* RECORDS PROVIDED:
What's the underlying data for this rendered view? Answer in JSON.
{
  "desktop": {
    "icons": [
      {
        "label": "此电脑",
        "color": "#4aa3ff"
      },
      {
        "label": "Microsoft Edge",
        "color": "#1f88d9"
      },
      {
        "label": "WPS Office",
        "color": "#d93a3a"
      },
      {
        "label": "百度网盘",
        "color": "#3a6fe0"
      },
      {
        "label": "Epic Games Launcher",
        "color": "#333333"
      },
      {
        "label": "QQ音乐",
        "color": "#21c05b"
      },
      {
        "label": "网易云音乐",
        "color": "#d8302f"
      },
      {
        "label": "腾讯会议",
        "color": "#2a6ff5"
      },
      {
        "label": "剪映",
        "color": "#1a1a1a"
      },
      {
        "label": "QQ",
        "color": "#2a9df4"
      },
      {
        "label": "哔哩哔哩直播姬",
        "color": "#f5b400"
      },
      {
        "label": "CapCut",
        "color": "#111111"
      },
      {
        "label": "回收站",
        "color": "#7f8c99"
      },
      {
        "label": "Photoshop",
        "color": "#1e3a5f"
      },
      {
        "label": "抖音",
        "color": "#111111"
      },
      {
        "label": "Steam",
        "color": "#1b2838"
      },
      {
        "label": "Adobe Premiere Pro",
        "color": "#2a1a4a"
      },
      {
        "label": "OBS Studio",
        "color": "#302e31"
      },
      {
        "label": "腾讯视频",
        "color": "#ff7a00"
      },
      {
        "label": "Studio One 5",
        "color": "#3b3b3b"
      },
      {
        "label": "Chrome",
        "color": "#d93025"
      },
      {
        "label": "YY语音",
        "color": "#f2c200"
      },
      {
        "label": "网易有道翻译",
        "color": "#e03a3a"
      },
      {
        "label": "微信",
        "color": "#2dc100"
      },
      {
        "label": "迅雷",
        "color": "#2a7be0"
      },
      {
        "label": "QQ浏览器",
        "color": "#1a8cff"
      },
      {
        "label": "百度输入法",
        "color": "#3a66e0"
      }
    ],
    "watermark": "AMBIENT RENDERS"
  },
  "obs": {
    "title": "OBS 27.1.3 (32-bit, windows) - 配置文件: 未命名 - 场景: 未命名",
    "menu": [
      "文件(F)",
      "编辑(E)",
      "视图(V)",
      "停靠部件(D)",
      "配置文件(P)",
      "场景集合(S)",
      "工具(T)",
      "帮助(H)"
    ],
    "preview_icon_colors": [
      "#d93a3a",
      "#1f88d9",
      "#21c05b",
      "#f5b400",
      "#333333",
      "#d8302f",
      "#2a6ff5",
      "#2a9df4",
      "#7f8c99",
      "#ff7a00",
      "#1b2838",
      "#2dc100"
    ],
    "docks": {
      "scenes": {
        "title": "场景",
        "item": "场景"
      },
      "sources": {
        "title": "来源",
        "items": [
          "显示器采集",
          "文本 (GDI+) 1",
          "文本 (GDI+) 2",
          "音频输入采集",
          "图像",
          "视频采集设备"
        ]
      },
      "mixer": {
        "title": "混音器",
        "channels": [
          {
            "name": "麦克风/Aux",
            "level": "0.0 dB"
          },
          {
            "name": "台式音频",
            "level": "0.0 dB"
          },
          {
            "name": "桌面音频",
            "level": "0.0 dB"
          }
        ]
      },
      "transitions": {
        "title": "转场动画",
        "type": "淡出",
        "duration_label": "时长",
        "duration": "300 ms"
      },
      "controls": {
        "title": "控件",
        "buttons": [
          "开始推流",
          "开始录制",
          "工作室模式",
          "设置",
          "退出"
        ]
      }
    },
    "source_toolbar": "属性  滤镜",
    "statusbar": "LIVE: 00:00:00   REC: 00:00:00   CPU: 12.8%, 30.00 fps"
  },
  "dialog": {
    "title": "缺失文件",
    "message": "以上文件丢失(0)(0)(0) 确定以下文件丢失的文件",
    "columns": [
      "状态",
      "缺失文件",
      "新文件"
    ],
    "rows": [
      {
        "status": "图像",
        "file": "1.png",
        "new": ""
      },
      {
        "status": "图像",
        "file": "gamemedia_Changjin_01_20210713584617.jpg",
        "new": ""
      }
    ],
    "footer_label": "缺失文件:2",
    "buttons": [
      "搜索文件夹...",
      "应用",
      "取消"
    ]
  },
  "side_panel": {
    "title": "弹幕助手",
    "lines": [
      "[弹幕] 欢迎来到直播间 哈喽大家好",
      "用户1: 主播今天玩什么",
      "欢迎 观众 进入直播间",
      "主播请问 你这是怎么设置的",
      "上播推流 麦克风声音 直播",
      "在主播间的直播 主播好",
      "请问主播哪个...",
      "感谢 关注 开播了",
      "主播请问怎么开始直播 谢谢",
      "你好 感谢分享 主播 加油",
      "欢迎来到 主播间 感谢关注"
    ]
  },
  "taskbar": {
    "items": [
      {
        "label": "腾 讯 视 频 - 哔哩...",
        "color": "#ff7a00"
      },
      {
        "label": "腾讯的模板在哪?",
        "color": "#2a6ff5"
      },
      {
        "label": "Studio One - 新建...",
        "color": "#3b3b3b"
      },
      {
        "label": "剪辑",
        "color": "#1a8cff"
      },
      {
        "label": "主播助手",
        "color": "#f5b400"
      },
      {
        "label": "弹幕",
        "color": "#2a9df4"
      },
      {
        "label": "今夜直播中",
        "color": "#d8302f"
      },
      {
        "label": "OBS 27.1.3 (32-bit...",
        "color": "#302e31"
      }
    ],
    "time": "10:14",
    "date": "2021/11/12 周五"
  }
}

* WHAT TO DO:
Each line of the listing should be copied exactly.

* TASK ANSWER:
What's the underlying data for this rendered view? Answer in JSON.
{
  "desktop": {
    "icons": [
      {
        "label": "此电脑",
        "color": "#4aa3ff"
      },
      {
        "label": "Microsoft Edge",
        "color": "#1f88d9"
      },
      {
        "label": "WPS Office",
        "color": "#d93a3a"
      },
      {
        "label": "百度网盘",
        "color": "#3a6fe0"
      },
      {
        "label": "Epic Games Launcher",
        "color": "#333333"
      },
      {
        "label": "QQ音乐",
        "color": "#21c05b"
      },
      {
        "label": "网易云音乐",
        "color": "#d8302f"
      },
      {
        "label": "腾讯会议",
        "color": "#2a6ff5"
      },
      {
        "label": "剪映",
        "color": "#1a1a1a"
      },
      {
        "label": "QQ",
        "color": "#2a9df4"
      },
      {
        "label": "哔哩哔哩直播姬",
        "color": "#f5b400"
      },
      {
        "label": "CapCut",
        "color": "#111111"
      },
      {
        "label": "回收站",
        "color": "#7f8c99"
      },
      {
        "label": "Photoshop",
        "color": "#1e3a5f"
      },
      {
        "label": "抖音",
        "color": "#111111"
      },
      {
        "label": "Steam",
        "color": "#1b2838"
      },
      {
        "label": "Adobe Premiere Pro",
        "color": "#2a1a4a"
      },
      {
        "label": "OBS Studio",
        "color": "#302e31"
      },
      {
        "label": "腾讯视频",
        "color": "#ff7a00"
      },
      {
        "label": "Studio One 5",
        "color": "#3b3b3b"
      },
      {
        "label": "Chrome",
        "color": "#d93025"
      },
      {
        "label": "YY语音",
        "color": "#f2c200"
      },
      {
        "label": "网易有道翻译",
        "color": "#e03a3a"
      },
      {
        "label": "微信",
        "color": "#2dc100"
      },
      {
        "label": "迅雷",
        "color": "#2a7be0"
      },
      {
        "label": "QQ浏览器",
        "color": "#1a8cff"
      },
      {
        "label": "百度输入法",
        "color": "#3a66e0"
      }
    ],
    "watermark": "AMBIENT RENDERS"
  },
  "obs": {
    "title": "OBS 27.1.3 (32-bit, windows) - 配置文件: 未命名 - 场景: 未命名",
    "menu": [
      "文件(F)",
      "编辑(E)",
      "视图(V)",
      "停靠部件(D)",
      "配置文件(P)",
      "场景集合(S)",
      "工具(T)",
      "帮助(H)"
    ],
    "preview_icon_colors": [
      "#d93a3a",
      "#1f88d9",
      "#21c05b",
      "#f5b400",
      "#333333",
      "#d8302f",
      "#2a6ff5",
      "#2a9df4",
      "#7f8c99",
      "#ff7a00",
      "#1b2838",
      "#2dc100"
    ],
    "docks": {
      "scenes": {
        "title": "场景",
        "item": "场景"
      },
      "sources": {
        "title": "来源",
        "items": [
          "显示器采集",
          "文本 (GDI+) 1",
          "文本 (GDI+) 2",
          "音频输入采集",
          "图像",
          "视频采集设备"
        ]
      },
      "mixer": {
        "title": "混音器",
        "channels": [
          {
            "name": "麦克风/Aux",
            "level": "0.0 dB"
          },
          {
            "name": "台式音频",
            "level": "0.0 dB"
          },
          {
            "name": "桌面音频",
            "level": "0.0 dB"
          }
        ]
      },
      "transitions": {
        "title": "转场动画",
        "type": "淡出",
        "duration_label": "时长",
        "duration": "300 ms"
      },
      "controls": {
        "title": "控件",
        "buttons": [
          "开始推流",
          "开始录制",
          "工作室模式",
          "设置",
          "退出"
        ]
      }
    },
    "source_toolbar": "属性  滤镜",
    "statusbar": "LIVE: 00:00:00   REC: 00:00:00   CPU: 12.8%, 30.00 fps"
  },
  "dialog": {
    "title": "缺失文件",
    "message": "以上文件丢失(0)(0)(0) 确定以下文件丢失的文件",
    "columns": [
      "状态",
      "缺失文件",
      "新文件"
    ],
    "rows": [
      {
        "status": "图像",
        "file": "1.png",
        "new": ""
      },
      {
        "status": "图像",
        "file": "gamemedia_Changjin_01_20210713584617.jpg",
        "new": ""
      }
    ],
    "footer_label": "缺失文件:2",
    "buttons": [
      "搜索文件夹...",
      "应用",
      "取消"
    ]
  },
  "side_panel": {
    "title": "弹幕助手",
    "lines": [
      "[弹幕] 欢迎来到直播间 哈喽大家好",
      "用户1: 主播今天玩什么",
      "欢迎 观众 进入直播间",
      "主播请问 你这是怎么设置的",
      "上播推流 麦克风声音 直播",
      "在主播间的直播 主播好",
      "请问主播哪个...",
      "感谢 关注 开播了",
      "主播请问怎么开始直播 谢谢",
      "你好 感谢分享 主播 加油",
      "欢迎来到 主播间 感谢关注"
    ]
  },
  "taskbar": {
    "items": [
      {
        "label": "腾 讯 视 频 - 哔哩...",
        "color": "#ff7a00"
      },
      {
        "label": "腾讯的模板在哪?",
        "color": "#2a6ff5"
      },
      {
        "label": "Studio One - 新建...",
        "color": "#3b3b3b"
      },
      {
        "label": "剪辑",
        "color": "#1a8cff"
      },
      {
        "label": "主播助手",
        "color": "#f5b400"
      },
      {
        "label": "弹幕",
        "color": "#2a9df4"
      },
      {
        "label": "今夜直播中",
        "color": "#d8302f"
      },
      {
        "label": "OBS 27.1.3 (32-bit...",
        "color": "#302e31"
      }
    ],
    "time": "10:14",
    "date": "2021/11/12 周五"
  }
}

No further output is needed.